## Assigned task 1
Answer these questions using the post on Enterprise Information Management.
(a) Which two research firms does the post say have valuable things to say on the topic?
(b) According to the Information Supply Chain model, what is associated with each edge?
(c) For what does Surgery use the information collected during Admitting?
## Assigned task 2
Repeat the part of the post on Enterprise Information Management between "Imagine the information" and "unit can benefit.", inclusive.

## Passage for review
>>>>>
Monday, February 8, 2010

Living on the Edge

I've been working for a while on explaining the value and importance of Enterprise Information Management.  While I usually get some good ideas from Wikipedia, the article there today has let me down.  As referenced in the Wikipedia article, Gartner and Forrester have some valuable things to say on the topic.  But I believe that it can really be boiled down to a simple and practical explanation, given one assumption: in a business organization with optimal management of information, no individual business unit will appear to be fully optimized even though the overall organization is optimized.  Here's why:

Imagine the information flow through the business units of an organization as a connected network of nodes.  Each edge in the graph represents some type of process (automated or manual) that moves information from one department to another.  The Information Supply Chain model describes how each of those edges has a cost associated with it.  Each edge, to be worth while, must also create some added value (either through reduced effort via automation or added meaning).  The cost / benefit sides of those edges, though, don't typically come from / contribute to the same departmental bottom line.  Typically it is a matter of the originating business unit paying the cost of additional data collection or manipulation so that a receiving business unit can benefit.


In the VERY simple diagram above, the argument is obvious.  The Admitting department in a hospital has the purpose of collecting information from a patient that other departments will need in order to do their job effectively.  Admitting collects patient information (e.g. contact information, primary care physician, insurance information) once so that other departments can all benefit from it.  Surgery uses the information collected during Admitting to retrieve the patient's medical record and orders.  Billing uses the same patient information plus the additional information about what procedures were performed by Surgery to create invoices to payers (who will use similar information to try to avoid paying the bills).
<<<<<
[Collection entries]
>>>>>
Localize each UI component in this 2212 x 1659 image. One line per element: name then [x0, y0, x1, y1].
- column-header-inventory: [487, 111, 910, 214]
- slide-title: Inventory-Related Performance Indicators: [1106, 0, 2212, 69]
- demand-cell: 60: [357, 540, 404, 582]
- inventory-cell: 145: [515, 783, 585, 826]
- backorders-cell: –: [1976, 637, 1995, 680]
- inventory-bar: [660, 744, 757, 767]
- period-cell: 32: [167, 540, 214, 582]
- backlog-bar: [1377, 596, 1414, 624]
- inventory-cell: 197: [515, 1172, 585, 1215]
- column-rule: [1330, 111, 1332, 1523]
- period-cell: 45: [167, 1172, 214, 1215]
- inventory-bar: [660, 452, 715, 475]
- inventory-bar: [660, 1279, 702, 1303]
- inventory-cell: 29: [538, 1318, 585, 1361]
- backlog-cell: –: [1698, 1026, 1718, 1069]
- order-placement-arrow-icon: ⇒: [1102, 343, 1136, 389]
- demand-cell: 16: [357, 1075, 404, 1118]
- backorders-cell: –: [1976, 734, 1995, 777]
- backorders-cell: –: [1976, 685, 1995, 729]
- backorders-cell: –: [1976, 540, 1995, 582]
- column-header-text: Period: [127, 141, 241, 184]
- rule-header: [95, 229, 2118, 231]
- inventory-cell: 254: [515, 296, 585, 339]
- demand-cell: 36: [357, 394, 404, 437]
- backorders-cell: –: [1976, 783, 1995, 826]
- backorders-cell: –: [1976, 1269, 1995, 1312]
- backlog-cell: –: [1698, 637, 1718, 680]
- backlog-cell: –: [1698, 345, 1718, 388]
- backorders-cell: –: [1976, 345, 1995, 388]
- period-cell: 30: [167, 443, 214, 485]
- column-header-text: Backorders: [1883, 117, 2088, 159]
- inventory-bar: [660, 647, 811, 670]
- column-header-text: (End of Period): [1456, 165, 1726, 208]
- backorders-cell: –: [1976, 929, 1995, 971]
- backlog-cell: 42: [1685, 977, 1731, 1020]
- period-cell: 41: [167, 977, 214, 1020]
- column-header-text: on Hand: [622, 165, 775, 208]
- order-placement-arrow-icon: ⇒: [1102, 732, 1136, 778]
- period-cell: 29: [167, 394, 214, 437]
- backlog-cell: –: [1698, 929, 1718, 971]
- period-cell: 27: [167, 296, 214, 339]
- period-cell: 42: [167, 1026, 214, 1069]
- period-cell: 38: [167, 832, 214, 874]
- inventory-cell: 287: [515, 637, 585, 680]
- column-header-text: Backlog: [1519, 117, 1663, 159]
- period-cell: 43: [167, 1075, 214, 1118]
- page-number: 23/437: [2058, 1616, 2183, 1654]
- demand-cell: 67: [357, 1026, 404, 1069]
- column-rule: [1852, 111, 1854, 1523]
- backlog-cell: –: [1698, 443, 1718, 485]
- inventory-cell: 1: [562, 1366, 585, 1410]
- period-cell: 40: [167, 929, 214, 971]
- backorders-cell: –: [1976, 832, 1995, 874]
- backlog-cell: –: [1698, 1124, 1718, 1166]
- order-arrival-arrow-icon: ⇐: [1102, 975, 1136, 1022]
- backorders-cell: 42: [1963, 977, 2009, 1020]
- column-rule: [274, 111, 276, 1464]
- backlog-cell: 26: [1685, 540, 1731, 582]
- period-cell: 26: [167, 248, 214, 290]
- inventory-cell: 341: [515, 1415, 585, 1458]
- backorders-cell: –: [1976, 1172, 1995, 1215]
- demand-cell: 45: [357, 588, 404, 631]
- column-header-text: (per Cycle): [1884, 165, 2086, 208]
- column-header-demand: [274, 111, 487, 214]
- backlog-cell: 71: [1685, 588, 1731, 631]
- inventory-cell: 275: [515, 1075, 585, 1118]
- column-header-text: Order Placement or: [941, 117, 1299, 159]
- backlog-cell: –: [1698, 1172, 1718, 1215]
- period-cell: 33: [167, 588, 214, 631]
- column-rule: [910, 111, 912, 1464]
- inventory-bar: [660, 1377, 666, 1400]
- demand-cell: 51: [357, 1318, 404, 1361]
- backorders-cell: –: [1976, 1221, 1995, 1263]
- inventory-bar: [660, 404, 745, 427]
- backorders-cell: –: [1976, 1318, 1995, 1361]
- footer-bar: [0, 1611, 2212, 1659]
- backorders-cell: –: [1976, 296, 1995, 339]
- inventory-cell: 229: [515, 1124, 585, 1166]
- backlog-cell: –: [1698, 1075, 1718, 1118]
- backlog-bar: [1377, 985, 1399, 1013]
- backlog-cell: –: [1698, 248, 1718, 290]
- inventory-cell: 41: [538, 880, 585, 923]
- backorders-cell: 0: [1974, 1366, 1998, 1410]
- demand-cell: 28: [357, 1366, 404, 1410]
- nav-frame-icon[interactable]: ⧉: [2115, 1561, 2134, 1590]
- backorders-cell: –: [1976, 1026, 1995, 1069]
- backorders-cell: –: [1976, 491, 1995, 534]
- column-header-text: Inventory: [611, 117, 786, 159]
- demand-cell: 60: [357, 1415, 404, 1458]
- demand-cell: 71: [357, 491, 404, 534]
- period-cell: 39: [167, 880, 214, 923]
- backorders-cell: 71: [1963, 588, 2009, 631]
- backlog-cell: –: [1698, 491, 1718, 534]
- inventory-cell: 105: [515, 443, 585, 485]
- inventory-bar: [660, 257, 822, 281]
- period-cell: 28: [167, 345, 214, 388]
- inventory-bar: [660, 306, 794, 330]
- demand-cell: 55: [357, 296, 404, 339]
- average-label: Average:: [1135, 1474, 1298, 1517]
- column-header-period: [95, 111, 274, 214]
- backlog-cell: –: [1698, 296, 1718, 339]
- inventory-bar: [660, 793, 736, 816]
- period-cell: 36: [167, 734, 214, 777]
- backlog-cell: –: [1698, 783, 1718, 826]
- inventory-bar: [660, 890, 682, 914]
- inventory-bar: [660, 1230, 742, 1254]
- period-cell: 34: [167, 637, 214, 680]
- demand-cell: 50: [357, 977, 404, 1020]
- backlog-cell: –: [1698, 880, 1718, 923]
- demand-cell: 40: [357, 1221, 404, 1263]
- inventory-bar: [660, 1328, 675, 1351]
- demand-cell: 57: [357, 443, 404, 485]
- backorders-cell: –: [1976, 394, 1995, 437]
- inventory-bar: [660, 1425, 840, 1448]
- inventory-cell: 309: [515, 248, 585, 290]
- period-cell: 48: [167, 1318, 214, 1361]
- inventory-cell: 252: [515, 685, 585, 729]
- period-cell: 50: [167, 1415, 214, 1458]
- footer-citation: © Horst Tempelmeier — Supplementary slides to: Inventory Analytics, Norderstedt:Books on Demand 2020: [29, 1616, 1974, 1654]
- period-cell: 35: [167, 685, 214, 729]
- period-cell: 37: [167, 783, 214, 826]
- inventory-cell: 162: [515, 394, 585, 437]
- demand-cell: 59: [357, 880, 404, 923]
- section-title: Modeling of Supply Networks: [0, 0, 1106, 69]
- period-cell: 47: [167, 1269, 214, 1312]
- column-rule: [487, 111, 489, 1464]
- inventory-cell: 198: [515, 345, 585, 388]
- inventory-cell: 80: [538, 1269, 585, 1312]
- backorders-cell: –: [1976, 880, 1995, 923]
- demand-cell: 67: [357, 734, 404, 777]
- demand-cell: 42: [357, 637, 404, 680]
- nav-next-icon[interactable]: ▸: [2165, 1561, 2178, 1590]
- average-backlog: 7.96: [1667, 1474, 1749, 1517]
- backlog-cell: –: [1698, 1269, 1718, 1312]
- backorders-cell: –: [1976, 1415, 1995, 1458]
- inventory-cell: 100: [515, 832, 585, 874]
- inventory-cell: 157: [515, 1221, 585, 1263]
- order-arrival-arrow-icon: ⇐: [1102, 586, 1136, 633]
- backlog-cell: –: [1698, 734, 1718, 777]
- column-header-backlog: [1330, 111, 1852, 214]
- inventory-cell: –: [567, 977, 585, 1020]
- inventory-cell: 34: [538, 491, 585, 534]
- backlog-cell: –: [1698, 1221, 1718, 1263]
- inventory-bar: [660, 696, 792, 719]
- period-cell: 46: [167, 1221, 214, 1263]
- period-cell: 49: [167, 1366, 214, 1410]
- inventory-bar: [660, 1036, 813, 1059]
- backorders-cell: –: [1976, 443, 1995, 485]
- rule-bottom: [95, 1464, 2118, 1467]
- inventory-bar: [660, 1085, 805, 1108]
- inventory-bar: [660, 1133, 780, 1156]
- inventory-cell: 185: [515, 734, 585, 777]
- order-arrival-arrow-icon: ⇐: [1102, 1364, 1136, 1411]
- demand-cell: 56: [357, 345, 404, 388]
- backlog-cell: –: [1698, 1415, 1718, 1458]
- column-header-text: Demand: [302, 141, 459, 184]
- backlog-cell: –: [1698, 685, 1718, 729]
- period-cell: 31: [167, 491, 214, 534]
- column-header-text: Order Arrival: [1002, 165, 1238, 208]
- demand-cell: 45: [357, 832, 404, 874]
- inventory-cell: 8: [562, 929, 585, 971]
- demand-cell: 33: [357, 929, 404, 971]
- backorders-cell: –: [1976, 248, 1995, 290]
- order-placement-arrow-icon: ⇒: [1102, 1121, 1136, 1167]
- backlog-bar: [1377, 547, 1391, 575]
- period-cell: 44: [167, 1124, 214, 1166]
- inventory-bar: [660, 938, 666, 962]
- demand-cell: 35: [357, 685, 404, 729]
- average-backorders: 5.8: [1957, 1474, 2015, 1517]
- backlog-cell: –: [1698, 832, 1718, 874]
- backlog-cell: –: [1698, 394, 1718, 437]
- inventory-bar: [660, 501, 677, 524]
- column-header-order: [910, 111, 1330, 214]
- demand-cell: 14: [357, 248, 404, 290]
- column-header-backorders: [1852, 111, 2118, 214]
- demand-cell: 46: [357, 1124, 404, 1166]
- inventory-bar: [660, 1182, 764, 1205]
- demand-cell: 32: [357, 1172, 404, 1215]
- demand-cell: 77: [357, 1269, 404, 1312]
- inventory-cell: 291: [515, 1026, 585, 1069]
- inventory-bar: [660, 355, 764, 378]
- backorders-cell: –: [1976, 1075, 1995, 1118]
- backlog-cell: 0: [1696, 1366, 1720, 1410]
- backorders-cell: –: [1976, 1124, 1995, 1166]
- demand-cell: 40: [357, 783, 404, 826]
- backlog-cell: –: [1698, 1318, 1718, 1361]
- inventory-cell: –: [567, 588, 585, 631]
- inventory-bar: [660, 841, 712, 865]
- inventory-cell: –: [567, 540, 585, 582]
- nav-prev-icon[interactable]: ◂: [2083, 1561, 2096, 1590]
<<<<<
## Final answer 1
(a) Gartner and Forrester.
(b) A cost.
(c) To retrieve the patient's medical record and orders.

## Final answer 2
Imagine the information flow through the business units of an organization as a connected network of nodes.  Each edge in the graph represents some type of process (automated or manual) that moves information from one department to another.  The Information Supply Chain model describes how each of those edges has a cost associated with it.  Each edge, to be worth while, must also create some added value (either through reduced effort via automation or added meaning).  The cost / benefit sides of those edges, though, don't typically come from / contribute to the same departmental bottom line.  Typically it is a matter of the originating business unit paying the cost of additional data collection or manipulation so that a receiving business unit can benefit.